**Data supplied:**
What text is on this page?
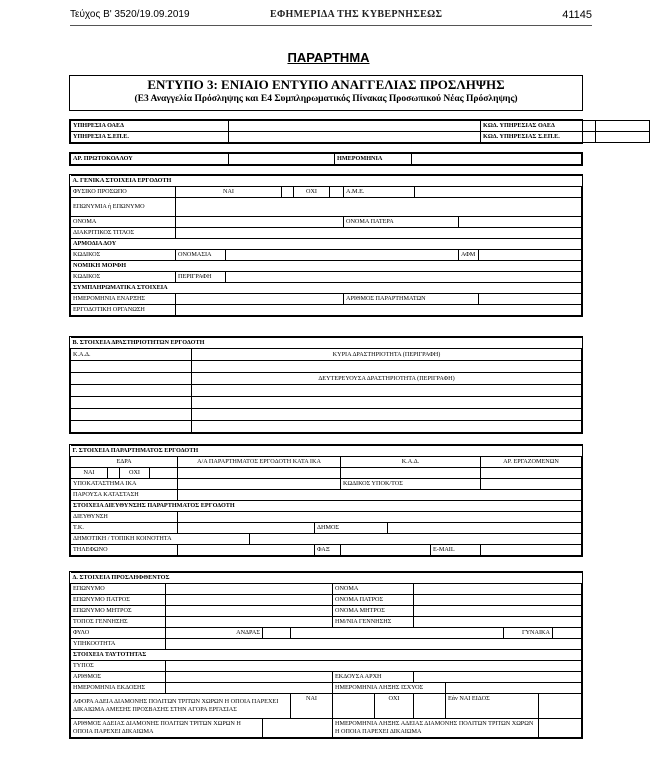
Τεύχος Β' 3520/19.09.2019	ΕΦΗΜΕΡΙΔΑ ΤΗΣ ΚΥΒΕΡΝΗΣΕΩΣ	41145
ΠΑΡΑΡΤΗΜΑ
ΕΝΤΥΠΟ 3: ΕΝΙΑΙΟ ΕΝΤΥΠΟ ΑΝΑΓΓΕΛΙΑΣ ΠΡΟΣΛΗΨΗΣ
(Ε3 Αναγγελία Πρόσληψης και Ε4 Συμπληρωματικός Πίνακας Προσωπικού Νέας Πρόσληψης)
ΥΠΗΡΕΣΙΑ ΟΑΕΔ		ΚΩΔ. ΥΠΗΡΕΣΙΑΣ ΟΑΕΔ	
ΥΠΗΡΕΣΙΑ Σ.ΕΠ.Ε.		ΚΩΔ. ΥΠΗΡΕΣΙΑΣ Σ.ΕΠ.Ε.	
ΑΡ. ΠΡΩΤΟΚΟΛΛΟΥ		ΗΜΕΡΟΜΗΝΙΑ	
Α. ΓΕΝΙΚΑ ΣΤΟΙΧΕΙΑ ΕΡΓΟΔΟΤΗ									
ΦΥΣΙΚΟ ΠΡΟΣΩΠΟ	ΝΑΙ			ΟΧΙ		Α.Μ.Ε.			
ΕΠΩΝΥΜΙΑ ή ΕΠΩΝΥΜΟ									
ΟΝΟΜΑ						ΟΝΟΜΑ ΠΑΤΕΡΑ			
ΔΙΑΚΡΙΤΙΚΟΣ ΤΙΤΛΟΣ									
ΑΡΜΟΔΙΑ ΔΟΥ									
ΚΩΔΙΚΟΣ	ΟΝΟΜΑΣΙΑ							ΑΦΜ	
ΝΟΜΙΚΗ ΜΟΡΦΗ									
ΚΩΔΙΚΟΣ	ΠΕΡΙΓΡΑΦΗ								
ΣΥΜΠΛΗΡΩΜΑΤΙΚΑ ΣΤΟΙΧΕΙΑ									
ΗΜΕΡΟΜΗΝΙΑ ΕΝΑΡΞΗΣ						ΑΡΙΘΜΟΣ ΠΑΡΑΡΤΗΜΑΤΩΝ			
ΕΡΓΟΔΟΤΙΚΗ ΟΡΓΑΝΩΣΗ									
Β. ΣΤΟΙΧΕΙΑ ΔΡΑΣΤΗΡΙΟΤΗΤΩΝ ΕΡΓΟΔΟΤΗ	
Κ.Α.Δ.	ΚΥΡΙΑ ΔΡΑΣΤΗΡΙΟΤΗΤΑ (ΠΕΡΙΓΡΑΦΗ)

	ΔΕΥΤΕΡΕΥΟΥΣΑ ΔΡΑΣΤΗΡΙΟΤΗΤΑ (ΠΕΡΙΓΡΑΦΗ)

Γ. ΣΤΟΙΧΕΙΑ ΠΑΡΑΡΤΗΜΑΤΟΣ ΕΡΓΟΔΟΤΗ										
ΕΔΡΑ				Α/Α ΠΑΡΑΡΤΗΜΑΤΟΣ ΕΡΓΟΔΟΤΗ ΚΑΤΑ ΙΚΑ			Κ.Α.Δ.			ΑΡ. ΕΡΓΑΖΟΜΕΝΩΝ
ΝΑΙ		ΟΧΙ								
ΥΠΟΚΑΤΑΣΤΗΜΑ ΙΚΑ							ΚΩΔΙΚΟΣ ΥΠΟΚ/ΤΟΣ			
ΠΑΡΟΥΣΑ ΚΑΤΑΣΤΑΣΗ										
ΣΤΟΙΧΕΙΑ ΔΙΕΥΘΥΝΣΗΣ ΠΑΡΑΡΤΗΜΑΤΟΣ ΕΡΓΟΔΟΤΗ										
ΔΙΕΥΘΥΝΣΗ										
Τ.Κ.						ΔΗΜΟΣ				
ΔΗΜΟΤΙΚΗ / ΤΟΠΙΚΗ ΚΟΙΝΟΤΗΤΑ										
ΤΗΛΕΦΩΝΟ						ΦΑΞ			E-MAIL	
Δ. ΣΤΟΙΧΕΙΑ ΠΡΟΣΛΗΦΘΕΝΤΟΣ										
ΕΠΩΝΥΜΟ				ΟΝΟΜΑ						
ΕΠΩΝΥΜΟ ΠΑΤΡΟΣ				ΟΝΟΜΑ ΠΑΤΡΟΣ						
ΕΠΩΝΥΜΟ ΜΗΤΡΟΣ				ΟΝΟΜΑ ΜΗΤΡΟΣ						
ΤΟΠΟΣ ΓΕΝΝΗΣΗΣ				ΗΜ/ΝΙΑ ΓΕΝΝΗΣΗΣ						
ΦΥΛΟ	ΑΝΔΡΑΣ							ΓΥΝΑΙΚΑ		
ΥΠΗΚΟΟΤΗΤΑ										
ΣΤΟΙΧΕΙΑ ΤΑΥΤΟΤΗΤΑΣ										
ΤΥΠΟΣ										
ΑΡΙΘΜΟΣ				ΕΚΔΟΥΣΑ ΑΡΧΗ						
ΗΜΕΡΟΜΗΝΙΑ ΕΚΔΟΣΗΣ				ΗΜΕΡΟΜΗΝΙΑ ΛΗΞΗΣ ΙΣΧΥΟΣ						
ΑΦΟΡΑ ΑΔΕΙΑ ΔΙΑΜΟΝΗΣ ΠΟΛΙΤΩΝ ΤΡΙΤΩΝ ΧΩΡΩΝ Η ΟΠΟΙΑ ΠΑΡΕΧΕΙ ΔΙΚΑΙΩΜΑ ΑΜΕΣΗΣ ΠΡΟΣΒΑΣΗΣ ΣΤΗΝ ΑΓΟΡΑ ΕΡΓΑΣΙΑΣ			ΝΑΙ		ΟΧΙ		Εάν ΝΑΙ ΕΙΔΟΣ			
ΑΡΙΘΜΟΣ ΑΔΕΙΑΣ ΔΙΑΜΟΝΗΣ ΠΟΛΙΤΩΝ ΤΡΙΤΩΝ ΧΩΡΩΝ Η ΟΠΟΙΑ ΠΑΡΕΧΕΙ ΔΙΚΑΙΩΜΑ				ΗΜΕΡΟΜΗΝΙΑ ΛΗΞΗΣ ΑΔΕΙΑΣ ΔΙΑΜΟΝΗΣ ΠΟΛΙΤΩΝ ΤΡΙΤΩΝ ΧΩΡΩΝ Η ΟΠΟΙΑ ΠΑΡΕΧΕΙ ΔΙΚΑΙΩΜΑ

**To do:** Find each line in the records holding the string "ΔΙΑΜΟΝΗΣ" and show it.

**The response:**
ΑΦΟΡΑ ΑΔΕΙΑ ΔΙΑΜΟΝΗΣ ΠΟΛΙΤΩΝ ΤΡΙΤΩΝ ΧΩΡΩΝ Η ΟΠΟΙΑ ΠΑΡΕΧΕΙ ΔΙΚΑΙΩΜΑ ΑΜΕΣΗΣ ΠΡΟΣΒΑΣΗΣ ΣΤΗΝ ΑΓΟΡΑ ΕΡΓΑΣΙΑΣ			ΝΑΙ		ΟΧΙ		Εάν ΝΑΙ ΕΙΔΟΣ			
ΑΡΙΘΜΟΣ ΑΔΕΙΑΣ ΔΙΑΜΟΝΗΣ ΠΟΛΙΤΩΝ ΤΡΙΤΩΝ ΧΩΡΩΝ Η ΟΠΟΙΑ ΠΑΡΕΧΕΙ ΔΙΚΑΙΩΜΑ				ΗΜΕΡΟΜΗΝΙΑ ΛΗΞΗΣ ΑΔΕΙΑΣ ΔΙΑΜΟΝΗΣ ΠΟΛΙΤΩΝ ΤΡΙΤΩΝ ΧΩΡΩΝ Η ΟΠΟΙΑ ΠΑΡΕΧΕΙ ΔΙΚΑΙΩΜΑ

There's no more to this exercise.